▸ GOAL: Copy all entries without alteration and skip the pictures they hold.

▸ RAW DATA:
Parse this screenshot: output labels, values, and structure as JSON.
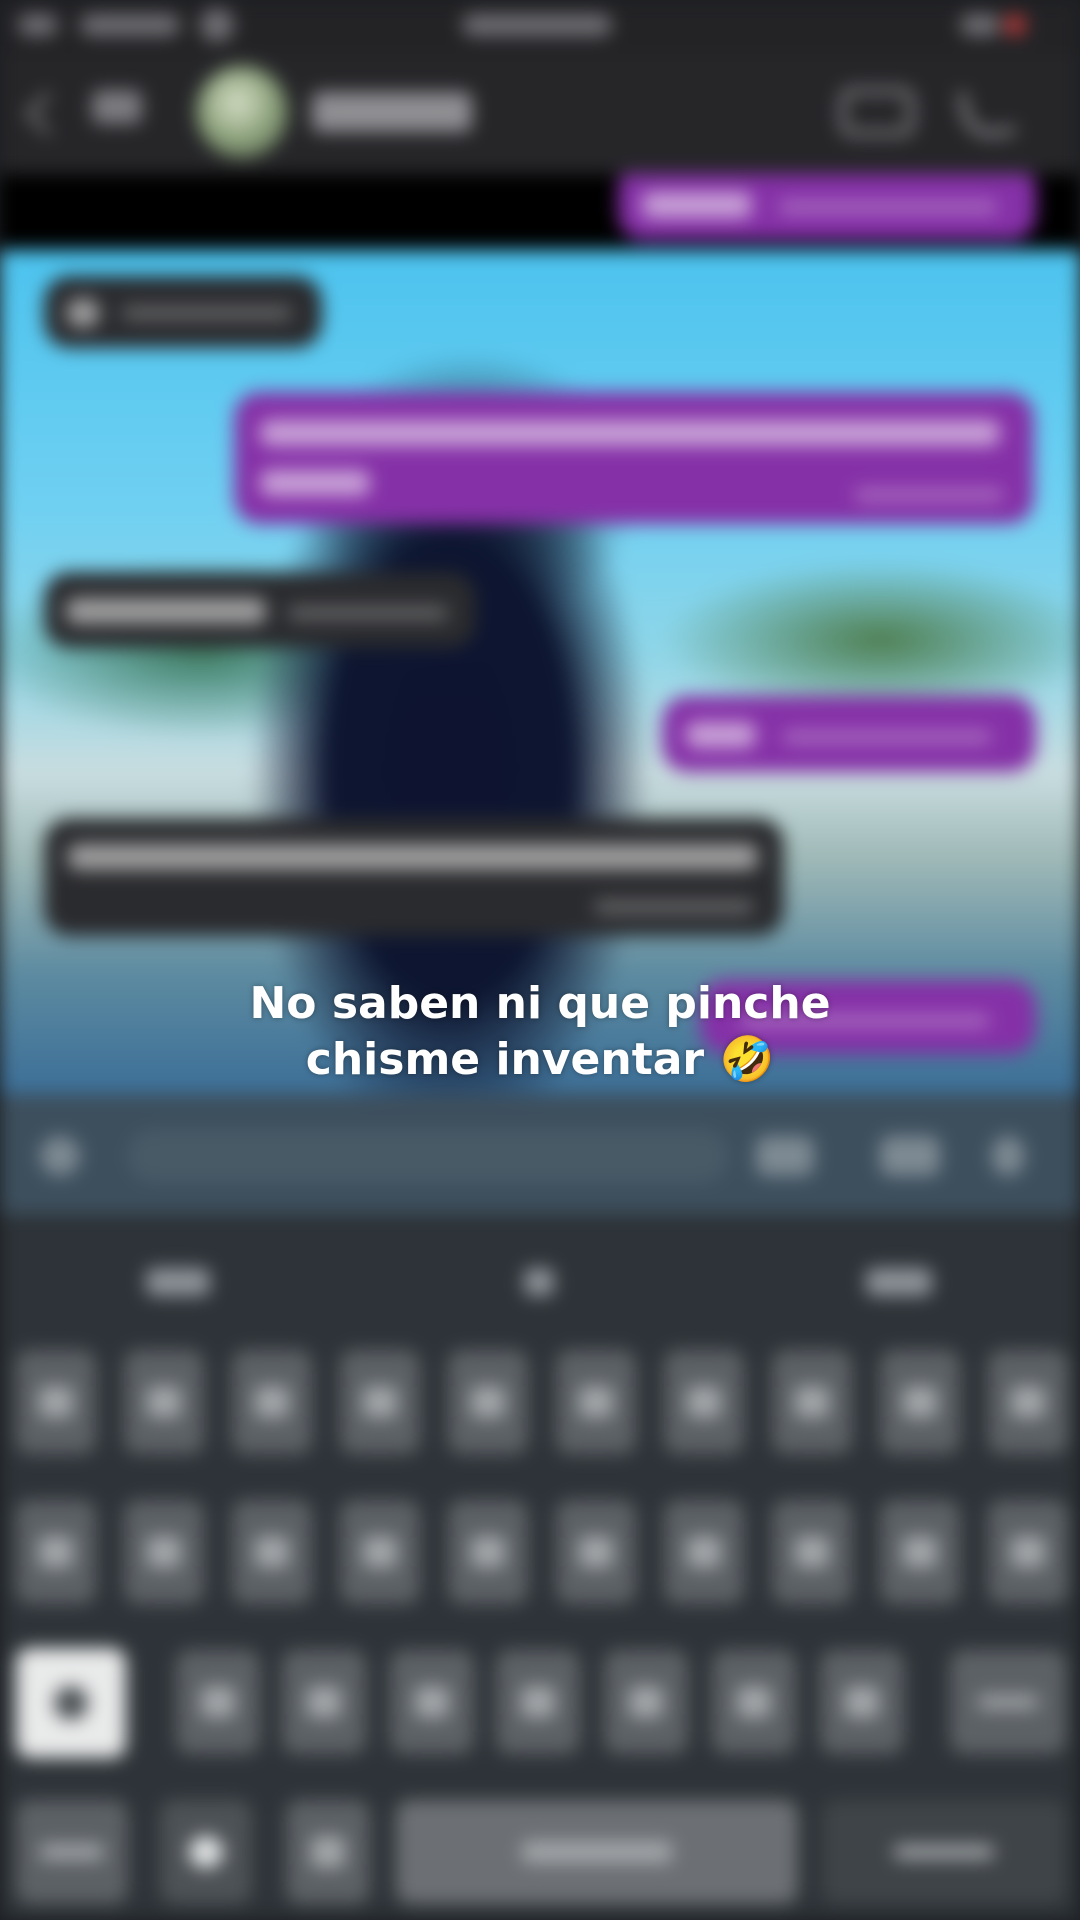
{
  "caption": {
    "line1": "No saben ni que pinche",
    "line2": "chisme inventar 🤣"
  },
  "colors": {
    "outgoing_bubble": "#8530a7",
    "incoming_bubble": "#2a2b2e",
    "caption_text": "#ffffff",
    "keyboard_bg": "#2d3338"
  },
  "icons": [
    "back-arrow-icon",
    "video-call-icon",
    "phone-icon",
    "emoji-icon",
    "camera-icon",
    "gallery-icon",
    "mic-icon",
    "shift-icon"
  ]
}
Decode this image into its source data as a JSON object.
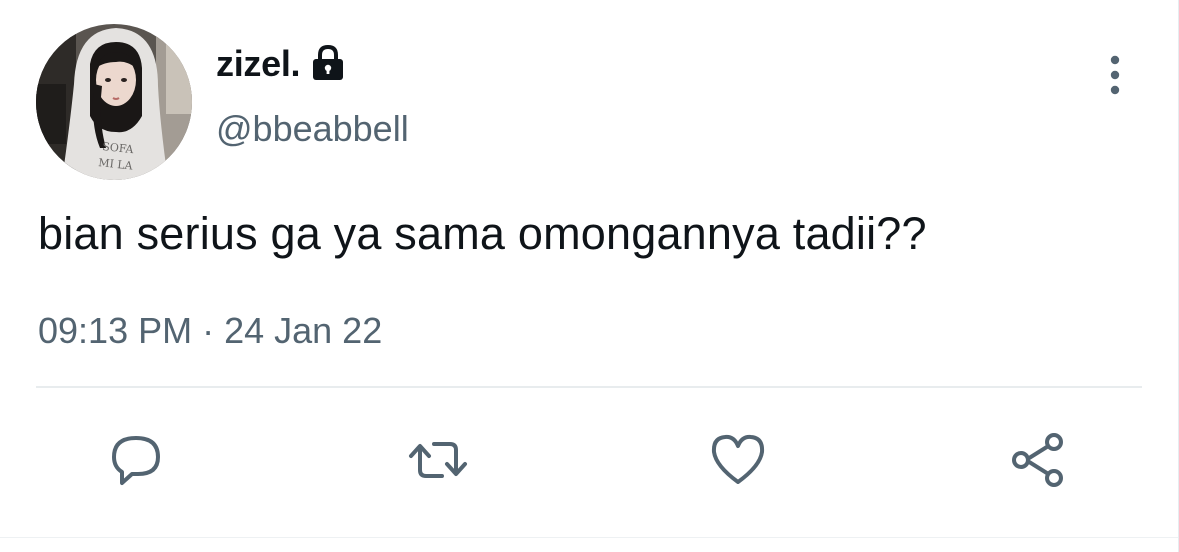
{
  "user": {
    "display_name": "zizel.",
    "handle": "@bbeabbell",
    "protected_icon": "lock-icon",
    "avatar": "profile-photo"
  },
  "tweet": {
    "text": "bian serius ga ya sama omongannya tadii??",
    "timestamp": "09:13 PM · 24 Jan 22"
  },
  "actions": [
    {
      "name": "reply",
      "icon": "speech-bubble-icon"
    },
    {
      "name": "retweet",
      "icon": "retweet-icon"
    },
    {
      "name": "like",
      "icon": "heart-icon"
    },
    {
      "name": "share",
      "icon": "share-icon"
    }
  ],
  "menu_icon": "more-vertical-icon",
  "colors": {
    "text_primary": "#0f1419",
    "text_secondary": "#536471",
    "divider": "#e8ecee",
    "icon": "#536471"
  }
}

▸ TASK RESULT:
Parse this screenshot: output labels, values, and structure as JSON.
{
  "caption": {
    "line1": "No saben ni que pinche",
    "line2": "chisme inventar 🤣"
  },
  "colors": {
    "outgoing_bubble": "#8530a7",
    "incoming_bubble": "#2a2b2e",
    "caption_text": "#ffffff",
    "keyboard_bg": "#2d3338"
  },
  "icons": [
    "back-arrow-icon",
    "video-call-icon",
    "phone-icon",
    "emoji-icon",
    "camera-icon",
    "gallery-icon",
    "mic-icon",
    "shift-icon"
  ]
}
Decode this image into its source data as a JSON object.
{
  "user": {
    "display_name": "zizel.",
    "handle": "@bbeabbell",
    "protected_icon": "lock-icon",
    "avatar": "profile-photo"
  },
  "tweet": {
    "text": "bian serius ga ya sama omongannya tadii??",
    "timestamp": "09:13 PM · 24 Jan 22"
  },
  "actions": [
    {
      "name": "reply",
      "icon": "speech-bubble-icon"
    },
    {
      "name": "retweet",
      "icon": "retweet-icon"
    },
    {
      "name": "like",
      "icon": "heart-icon"
    },
    {
      "name": "share",
      "icon": "share-icon"
    }
  ],
  "menu_icon": "more-vertical-icon",
  "colors": {
    "text_primary": "#0f1419",
    "text_secondary": "#536471",
    "divider": "#e8ecee",
    "icon": "#536471"
  }
}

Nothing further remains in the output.